■ Request
Output every line below exactly.

■ Exercise materials
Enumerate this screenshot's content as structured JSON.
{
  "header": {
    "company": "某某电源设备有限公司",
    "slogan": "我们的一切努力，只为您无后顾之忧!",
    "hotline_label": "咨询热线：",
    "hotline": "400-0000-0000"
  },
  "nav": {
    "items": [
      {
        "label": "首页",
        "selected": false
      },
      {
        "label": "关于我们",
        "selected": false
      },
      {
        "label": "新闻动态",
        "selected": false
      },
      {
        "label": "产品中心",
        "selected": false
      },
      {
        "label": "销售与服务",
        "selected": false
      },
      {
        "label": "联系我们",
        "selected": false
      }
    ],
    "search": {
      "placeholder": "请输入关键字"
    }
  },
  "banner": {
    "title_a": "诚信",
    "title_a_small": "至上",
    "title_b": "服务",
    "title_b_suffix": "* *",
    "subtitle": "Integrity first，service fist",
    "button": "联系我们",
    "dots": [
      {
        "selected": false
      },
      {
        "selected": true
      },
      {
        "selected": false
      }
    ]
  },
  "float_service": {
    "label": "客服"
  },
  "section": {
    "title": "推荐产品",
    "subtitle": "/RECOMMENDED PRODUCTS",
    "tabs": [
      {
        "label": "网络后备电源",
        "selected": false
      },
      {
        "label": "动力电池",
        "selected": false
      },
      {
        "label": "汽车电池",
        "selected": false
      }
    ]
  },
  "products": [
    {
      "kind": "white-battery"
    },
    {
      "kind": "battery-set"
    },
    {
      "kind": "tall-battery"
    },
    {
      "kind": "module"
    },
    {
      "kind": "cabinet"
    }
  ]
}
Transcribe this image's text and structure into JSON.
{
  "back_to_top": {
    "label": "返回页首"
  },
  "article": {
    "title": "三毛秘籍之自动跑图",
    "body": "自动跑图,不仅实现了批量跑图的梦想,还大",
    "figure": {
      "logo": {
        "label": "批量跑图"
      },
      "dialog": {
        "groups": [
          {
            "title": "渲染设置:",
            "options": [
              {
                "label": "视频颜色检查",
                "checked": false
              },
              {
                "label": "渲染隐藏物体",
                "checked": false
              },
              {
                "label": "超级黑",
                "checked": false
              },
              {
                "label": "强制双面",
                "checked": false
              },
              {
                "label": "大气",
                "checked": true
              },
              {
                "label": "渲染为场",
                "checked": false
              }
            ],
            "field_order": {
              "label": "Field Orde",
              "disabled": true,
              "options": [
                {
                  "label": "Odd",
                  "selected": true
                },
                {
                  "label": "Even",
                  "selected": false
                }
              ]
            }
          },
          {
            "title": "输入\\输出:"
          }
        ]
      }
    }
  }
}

■ Reply to the task
Enumerate this screenshot's content as structured JSON.
{
  "header": {
    "company": "某某电源设备有限公司",
    "slogan": "我们的一切努力，只为您无后顾之忧!",
    "hotline_label": "咨询热线：",
    "hotline": "400-0000-0000"
  },
  "nav": {
    "items": [
      {
        "label": "首页",
        "selected": false
      },
      {
        "label": "关于我们",
        "selected": false
      },
      {
        "label": "新闻动态",
        "selected": false
      },
      {
        "label": "产品中心",
        "selected": false
      },
      {
        "label": "销售与服务",
        "selected": false
      },
      {
        "label": "联系我们",
        "selected": false
      }
    ],
    "search": {
      "placeholder": "请输入关键字"
    }
  },
  "banner": {
    "title_a": "诚信",
    "title_a_small": "至上",
    "title_b": "服务",
    "title_b_suffix": "* *",
    "subtitle": "Integrity first，service fist",
    "button": "联系我们",
    "dots": [
      {
        "selected": false
      },
      {
        "selected": true
      },
      {
        "selected": false
      }
    ]
  },
  "float_service": {
    "label": "客服"
  },
  "section": {
    "title": "推荐产品",
    "subtitle": "/RECOMMENDED PRODUCTS",
    "tabs": [
      {
        "label": "网络后备电源",
        "selected": false
      },
      {
        "label": "动力电池",
        "selected": false
      },
      {
        "label": "汽车电池",
        "selected": false
      }
    ]
  },
  "products": [
    {
      "kind": "white-battery"
    },
    {
      "kind": "battery-set"
    },
    {
      "kind": "tall-battery"
    },
    {
      "kind": "module"
    },
    {
      "kind": "cabinet"
    }
  ]
}
Transcribe this image's text and structure into JSON.
{
  "back_to_top": {
    "label": "返回页首"
  },
  "article": {
    "title": "三毛秘籍之自动跑图",
    "body": "自动跑图,不仅实现了批量跑图的梦想,还大",
    "figure": {
      "logo": {
        "label": "批量跑图"
      },
      "dialog": {
        "groups": [
          {
            "title": "渲染设置:",
            "options": [
              {
                "label": "视频颜色检查",
                "checked": false
              },
              {
                "label": "渲染隐藏物体",
                "checked": false
              },
              {
                "label": "超级黑",
                "checked": false
              },
              {
                "label": "强制双面",
                "checked": false
              },
              {
                "label": "大气",
                "checked": true
              },
              {
                "label": "渲染为场",
                "checked": false
              }
            ],
            "field_order": {
              "label": "Field Orde",
              "disabled": true,
              "options": [
                {
                  "label": "Odd",
                  "selected": true
                },
                {
                  "label": "Even",
                  "selected": false
                }
              ]
            }
          },
          {
            "title": "输入\\输出:"
          }
        ]
      }
    }
  }
}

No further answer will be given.